::: Records for this task :::

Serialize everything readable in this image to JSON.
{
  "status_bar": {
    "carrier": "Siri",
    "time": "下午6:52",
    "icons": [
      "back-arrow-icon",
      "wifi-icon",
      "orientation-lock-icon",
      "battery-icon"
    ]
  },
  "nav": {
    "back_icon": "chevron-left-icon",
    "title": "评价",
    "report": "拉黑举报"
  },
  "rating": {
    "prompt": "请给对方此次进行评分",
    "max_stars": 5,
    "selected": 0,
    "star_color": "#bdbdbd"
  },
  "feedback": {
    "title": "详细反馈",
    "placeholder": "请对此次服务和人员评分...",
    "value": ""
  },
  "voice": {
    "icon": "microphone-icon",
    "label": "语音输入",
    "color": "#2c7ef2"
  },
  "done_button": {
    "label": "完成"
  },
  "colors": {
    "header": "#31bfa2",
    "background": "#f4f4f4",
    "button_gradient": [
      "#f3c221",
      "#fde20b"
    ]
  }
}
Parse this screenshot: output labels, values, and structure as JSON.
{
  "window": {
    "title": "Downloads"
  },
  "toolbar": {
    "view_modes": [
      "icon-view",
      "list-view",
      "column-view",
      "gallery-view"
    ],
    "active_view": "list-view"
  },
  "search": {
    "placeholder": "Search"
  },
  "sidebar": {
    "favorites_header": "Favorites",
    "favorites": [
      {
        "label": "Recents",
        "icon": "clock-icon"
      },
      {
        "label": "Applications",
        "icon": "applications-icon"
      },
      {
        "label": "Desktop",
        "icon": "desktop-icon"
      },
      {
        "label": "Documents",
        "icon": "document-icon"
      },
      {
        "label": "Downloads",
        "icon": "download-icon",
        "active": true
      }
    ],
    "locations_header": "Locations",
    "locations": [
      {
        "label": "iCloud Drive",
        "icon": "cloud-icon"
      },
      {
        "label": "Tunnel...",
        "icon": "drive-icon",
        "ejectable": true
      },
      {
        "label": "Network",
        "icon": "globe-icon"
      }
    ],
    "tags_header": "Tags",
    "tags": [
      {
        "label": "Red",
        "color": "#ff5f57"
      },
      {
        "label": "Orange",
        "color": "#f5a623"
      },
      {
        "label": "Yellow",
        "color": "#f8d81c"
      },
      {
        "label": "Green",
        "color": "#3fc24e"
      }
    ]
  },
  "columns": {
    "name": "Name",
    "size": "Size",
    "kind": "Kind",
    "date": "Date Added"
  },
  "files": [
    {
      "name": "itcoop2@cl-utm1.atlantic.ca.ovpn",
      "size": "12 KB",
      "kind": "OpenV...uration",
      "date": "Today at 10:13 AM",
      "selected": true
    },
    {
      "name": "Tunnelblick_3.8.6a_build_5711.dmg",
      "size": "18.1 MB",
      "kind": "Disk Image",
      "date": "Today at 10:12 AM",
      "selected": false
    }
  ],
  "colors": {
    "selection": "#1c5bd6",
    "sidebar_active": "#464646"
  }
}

:::

### Stated problem
Retype the entries exactly, including every line.

### Exercise solution
Serialize everything readable in this image to JSON.
{
  "status_bar": {
    "carrier": "Siri",
    "time": "下午6:52",
    "icons": [
      "back-arrow-icon",
      "wifi-icon",
      "orientation-lock-icon",
      "battery-icon"
    ]
  },
  "nav": {
    "back_icon": "chevron-left-icon",
    "title": "评价",
    "report": "拉黑举报"
  },
  "rating": {
    "prompt": "请给对方此次进行评分",
    "max_stars": 5,
    "selected": 0,
    "star_color": "#bdbdbd"
  },
  "feedback": {
    "title": "详细反馈",
    "placeholder": "请对此次服务和人员评分...",
    "value": ""
  },
  "voice": {
    "icon": "microphone-icon",
    "label": "语音输入",
    "color": "#2c7ef2"
  },
  "done_button": {
    "label": "完成"
  },
  "colors": {
    "header": "#31bfa2",
    "background": "#f4f4f4",
    "button_gradient": [
      "#f3c221",
      "#fde20b"
    ]
  }
}
Parse this screenshot: output labels, values, and structure as JSON.
{
  "window": {
    "title": "Downloads"
  },
  "toolbar": {
    "view_modes": [
      "icon-view",
      "list-view",
      "column-view",
      "gallery-view"
    ],
    "active_view": "list-view"
  },
  "search": {
    "placeholder": "Search"
  },
  "sidebar": {
    "favorites_header": "Favorites",
    "favorites": [
      {
        "label": "Recents",
        "icon": "clock-icon"
      },
      {
        "label": "Applications",
        "icon": "applications-icon"
      },
      {
        "label": "Desktop",
        "icon": "desktop-icon"
      },
      {
        "label": "Documents",
        "icon": "document-icon"
      },
      {
        "label": "Downloads",
        "icon": "download-icon",
        "active": true
      }
    ],
    "locations_header": "Locations",
    "locations": [
      {
        "label": "iCloud Drive",
        "icon": "cloud-icon"
      },
      {
        "label": "Tunnel...",
        "icon": "drive-icon",
        "ejectable": true
      },
      {
        "label": "Network",
        "icon": "globe-icon"
      }
    ],
    "tags_header": "Tags",
    "tags": [
      {
        "label": "Red",
        "color": "#ff5f57"
      },
      {
        "label": "Orange",
        "color": "#f5a623"
      },
      {
        "label": "Yellow",
        "color": "#f8d81c"
      },
      {
        "label": "Green",
        "color": "#3fc24e"
      }
    ]
  },
  "columns": {
    "name": "Name",
    "size": "Size",
    "kind": "Kind",
    "date": "Date Added"
  },
  "files": [
    {
      "name": "itcoop2@cl-utm1.atlantic.ca.ovpn",
      "size": "12 KB",
      "kind": "OpenV...uration",
      "date": "Today at 10:13 AM",
      "selected": true
    },
    {
      "name": "Tunnelblick_3.8.6a_build_5711.dmg",
      "size": "18.1 MB",
      "kind": "Disk Image",
      "date": "Today at 10:12 AM",
      "selected": false
    }
  ],
  "colors": {
    "selection": "#1c5bd6",
    "sidebar_active": "#464646"
  }
}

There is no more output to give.